Give the data a second time, exactly and in full.

==== ENTRIES SUPPLIED

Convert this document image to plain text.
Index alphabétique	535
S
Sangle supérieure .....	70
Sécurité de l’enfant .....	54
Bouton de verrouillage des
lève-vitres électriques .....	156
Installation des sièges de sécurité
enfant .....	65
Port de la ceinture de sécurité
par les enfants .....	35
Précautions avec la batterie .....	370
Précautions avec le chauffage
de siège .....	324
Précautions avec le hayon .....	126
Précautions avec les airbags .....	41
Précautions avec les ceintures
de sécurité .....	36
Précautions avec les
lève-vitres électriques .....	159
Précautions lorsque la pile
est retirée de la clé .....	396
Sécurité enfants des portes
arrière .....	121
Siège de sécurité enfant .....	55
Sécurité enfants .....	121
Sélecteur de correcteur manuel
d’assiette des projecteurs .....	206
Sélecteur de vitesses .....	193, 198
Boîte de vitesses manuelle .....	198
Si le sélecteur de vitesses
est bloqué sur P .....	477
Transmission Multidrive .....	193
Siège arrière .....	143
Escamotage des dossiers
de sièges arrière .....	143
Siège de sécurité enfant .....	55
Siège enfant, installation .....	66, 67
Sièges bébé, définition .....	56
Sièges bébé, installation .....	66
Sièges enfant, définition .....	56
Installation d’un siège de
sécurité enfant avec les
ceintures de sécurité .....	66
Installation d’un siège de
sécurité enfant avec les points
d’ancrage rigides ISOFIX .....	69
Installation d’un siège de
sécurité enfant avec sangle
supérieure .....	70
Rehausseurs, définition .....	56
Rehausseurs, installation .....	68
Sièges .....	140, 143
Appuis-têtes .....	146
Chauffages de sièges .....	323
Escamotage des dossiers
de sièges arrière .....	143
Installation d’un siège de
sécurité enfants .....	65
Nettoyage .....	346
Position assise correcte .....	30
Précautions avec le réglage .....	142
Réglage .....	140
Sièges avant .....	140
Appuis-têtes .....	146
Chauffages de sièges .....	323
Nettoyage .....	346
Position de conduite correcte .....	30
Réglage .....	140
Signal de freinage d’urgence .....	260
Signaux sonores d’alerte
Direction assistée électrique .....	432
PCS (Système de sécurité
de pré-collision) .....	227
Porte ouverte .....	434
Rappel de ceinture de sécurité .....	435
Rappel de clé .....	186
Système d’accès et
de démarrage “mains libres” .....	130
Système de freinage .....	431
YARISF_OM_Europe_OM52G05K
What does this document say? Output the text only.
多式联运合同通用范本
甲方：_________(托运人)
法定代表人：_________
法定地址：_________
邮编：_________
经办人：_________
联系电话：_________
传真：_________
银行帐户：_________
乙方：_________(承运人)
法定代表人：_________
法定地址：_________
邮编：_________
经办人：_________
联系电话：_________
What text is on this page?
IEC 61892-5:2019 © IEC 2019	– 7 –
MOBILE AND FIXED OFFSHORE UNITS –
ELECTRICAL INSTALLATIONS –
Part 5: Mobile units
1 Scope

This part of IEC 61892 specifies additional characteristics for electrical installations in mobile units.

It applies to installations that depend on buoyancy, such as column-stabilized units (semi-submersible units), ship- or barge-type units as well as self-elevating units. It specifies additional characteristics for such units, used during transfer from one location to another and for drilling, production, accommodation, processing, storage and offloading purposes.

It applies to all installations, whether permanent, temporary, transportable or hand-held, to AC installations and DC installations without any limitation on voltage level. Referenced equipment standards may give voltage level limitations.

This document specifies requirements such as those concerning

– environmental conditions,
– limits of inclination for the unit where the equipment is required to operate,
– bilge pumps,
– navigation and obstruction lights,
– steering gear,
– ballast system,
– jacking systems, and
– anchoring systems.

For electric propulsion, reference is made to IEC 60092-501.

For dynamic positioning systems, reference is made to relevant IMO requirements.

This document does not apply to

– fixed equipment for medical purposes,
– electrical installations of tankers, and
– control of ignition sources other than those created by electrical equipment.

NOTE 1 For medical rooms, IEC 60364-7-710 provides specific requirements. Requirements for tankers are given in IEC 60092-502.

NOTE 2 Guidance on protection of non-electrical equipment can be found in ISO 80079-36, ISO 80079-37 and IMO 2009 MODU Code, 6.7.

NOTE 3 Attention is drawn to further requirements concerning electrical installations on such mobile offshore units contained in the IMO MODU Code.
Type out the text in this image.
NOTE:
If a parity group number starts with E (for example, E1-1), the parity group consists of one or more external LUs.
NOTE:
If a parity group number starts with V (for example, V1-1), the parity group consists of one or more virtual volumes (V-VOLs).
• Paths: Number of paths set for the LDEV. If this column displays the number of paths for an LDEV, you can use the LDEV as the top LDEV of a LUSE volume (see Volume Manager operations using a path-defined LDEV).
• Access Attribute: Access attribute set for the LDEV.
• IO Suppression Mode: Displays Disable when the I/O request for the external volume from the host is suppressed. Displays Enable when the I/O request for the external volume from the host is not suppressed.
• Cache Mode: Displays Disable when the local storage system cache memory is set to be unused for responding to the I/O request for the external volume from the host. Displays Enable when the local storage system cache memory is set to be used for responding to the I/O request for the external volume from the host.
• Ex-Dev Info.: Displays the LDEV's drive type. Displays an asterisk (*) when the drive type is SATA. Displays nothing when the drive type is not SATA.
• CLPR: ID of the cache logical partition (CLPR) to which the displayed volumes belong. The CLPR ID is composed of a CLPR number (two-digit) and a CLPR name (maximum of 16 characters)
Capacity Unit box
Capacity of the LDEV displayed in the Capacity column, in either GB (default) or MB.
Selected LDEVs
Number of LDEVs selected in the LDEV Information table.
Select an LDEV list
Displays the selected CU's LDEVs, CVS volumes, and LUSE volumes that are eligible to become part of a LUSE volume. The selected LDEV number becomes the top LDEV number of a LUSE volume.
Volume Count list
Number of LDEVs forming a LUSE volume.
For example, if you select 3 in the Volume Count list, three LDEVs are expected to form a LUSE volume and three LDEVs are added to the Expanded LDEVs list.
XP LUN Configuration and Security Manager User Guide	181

========

#### TASK ANSWER:
Convert this document image to plain text.
Index alphabétique	535
S
Sangle supérieure .....	70
Sécurité de l’enfant .....	54
Bouton de verrouillage des
lève-vitres électriques .....	156
Installation des sièges de sécurité
enfant .....	65
Port de la ceinture de sécurité
par les enfants .....	35
Précautions avec la batterie .....	370
Précautions avec le chauffage
de siège .....	324
Précautions avec le hayon .....	126
Précautions avec les airbags .....	41
Précautions avec les ceintures
de sécurité .....	36
Précautions avec les
lève-vitres électriques .....	159
Précautions lorsque la pile
est retirée de la clé .....	396
Sécurité enfants des portes
arrière .....	121
Siège de sécurité enfant .....	55
Sécurité enfants .....	121
Sélecteur de correcteur manuel
d’assiette des projecteurs .....	206
Sélecteur de vitesses .....	193, 198
Boîte de vitesses manuelle .....	198
Si le sélecteur de vitesses
est bloqué sur P .....	477
Transmission Multidrive .....	193
Siège arrière .....	143
Escamotage des dossiers
de sièges arrière .....	143
Siège de sécurité enfant .....	55
Siège enfant, installation .....	66, 67
Sièges bébé, définition .....	56
Sièges bébé, installation .....	66
Sièges enfant, définition .....	56
Installation d’un siège de
sécurité enfant avec les
ceintures de sécurité .....	66
Installation d’un siège de
sécurité enfant avec les points
d’ancrage rigides ISOFIX .....	69
Installation d’un siège de
sécurité enfant avec sangle
supérieure .....	70
Rehausseurs, définition .....	56
Rehausseurs, installation .....	68
Sièges .....	140, 143
Appuis-têtes .....	146
Chauffages de sièges .....	323
Escamotage des dossiers
de sièges arrière .....	143
Installation d’un siège de
sécurité enfants .....	65
Nettoyage .....	346
Position assise correcte .....	30
Précautions avec le réglage .....	142
Réglage .....	140
Sièges avant .....	140
Appuis-têtes .....	146
Chauffages de sièges .....	323
Nettoyage .....	346
Position de conduite correcte .....	30
Réglage .....	140
Signal de freinage d’urgence .....	260
Signaux sonores d’alerte
Direction assistée électrique .....	432
PCS (Système de sécurité
de pré-collision) .....	227
Porte ouverte .....	434
Rappel de ceinture de sécurité .....	435
Rappel de clé .....	186
Système d’accès et
de démarrage “mains libres” .....	130
Système de freinage .....	431
YARISF_OM_Europe_OM52G05K
What does this document say? Output the text only.
多式联运合同通用范本
甲方：_________(托运人)
法定代表人：_________
法定地址：_________
邮编：_________
经办人：_________
联系电话：_________
传真：_________
银行帐户：_________
乙方：_________(承运人)
法定代表人：_________
法定地址：_________
邮编：_________
经办人：_________
联系电话：_________
What text is on this page?
IEC 61892-5:2019 © IEC 2019	– 7 –
MOBILE AND FIXED OFFSHORE UNITS –
ELECTRICAL INSTALLATIONS –
Part 5: Mobile units
1 Scope

This part of IEC 61892 specifies additional characteristics for electrical installations in mobile units.

It applies to installations that depend on buoyancy, such as column-stabilized units (semi-submersible units), ship- or barge-type units as well as self-elevating units. It specifies additional characteristics for such units, used during transfer from one location to another and for drilling, production, accommodation, processing, storage and offloading purposes.

It applies to all installations, whether permanent, temporary, transportable or hand-held, to AC installations and DC installations without any limitation on voltage level. Referenced equipment standards may give voltage level limitations.

This document specifies requirements such as those concerning

– environmental conditions,
– limits of inclination for the unit where the equipment is required to operate,
– bilge pumps,
– navigation and obstruction lights,
– steering gear,
– ballast system,
– jacking systems, and
– anchoring systems.

For electric propulsion, reference is made to IEC 60092-501.

For dynamic positioning systems, reference is made to relevant IMO requirements.

This document does not apply to

– fixed equipment for medical purposes,
– electrical installations of tankers, and
– control of ignition sources other than those created by electrical equipment.

NOTE 1 For medical rooms, IEC 60364-7-710 provides specific requirements. Requirements for tankers are given in IEC 60092-502.

NOTE 2 Guidance on protection of non-electrical equipment can be found in ISO 80079-36, ISO 80079-37 and IMO 2009 MODU Code, 6.7.

NOTE 3 Attention is drawn to further requirements concerning electrical installations on such mobile offshore units contained in the IMO MODU Code.
Type out the text in this image.
NOTE:
If a parity group number starts with E (for example, E1-1), the parity group consists of one or more external LUs.
NOTE:
If a parity group number starts with V (for example, V1-1), the parity group consists of one or more virtual volumes (V-VOLs).
• Paths: Number of paths set for the LDEV. If this column displays the number of paths for an LDEV, you can use the LDEV as the top LDEV of a LUSE volume (see Volume Manager operations using a path-defined LDEV).
• Access Attribute: Access attribute set for the LDEV.
• IO Suppression Mode: Displays Disable when the I/O request for the external volume from the host is suppressed. Displays Enable when the I/O request for the external volume from the host is not suppressed.
• Cache Mode: Displays Disable when the local storage system cache memory is set to be unused for responding to the I/O request for the external volume from the host. Displays Enable when the local storage system cache memory is set to be used for responding to the I/O request for the external volume from the host.
• Ex-Dev Info.: Displays the LDEV's drive type. Displays an asterisk (*) when the drive type is SATA. Displays nothing when the drive type is not SATA.
• CLPR: ID of the cache logical partition (CLPR) to which the displayed volumes belong. The CLPR ID is composed of a CLPR number (two-digit) and a CLPR name (maximum of 16 characters)
Capacity Unit box
Capacity of the LDEV displayed in the Capacity column, in either GB (default) or MB.
Selected LDEVs
Number of LDEVs selected in the LDEV Information table.
Select an LDEV list
Displays the selected CU's LDEVs, CVS volumes, and LUSE volumes that are eligible to become part of a LUSE volume. The selected LDEV number becomes the top LDEV number of a LUSE volume.
Volume Count list
Number of LDEVs forming a LUSE volume.
For example, if you select 3 in the Volume Count list, three LDEVs are expected to form a LUSE volume and three LDEVs are added to the Expanded LDEVs list.
XP LUN Configuration and Security Manager User Guide	181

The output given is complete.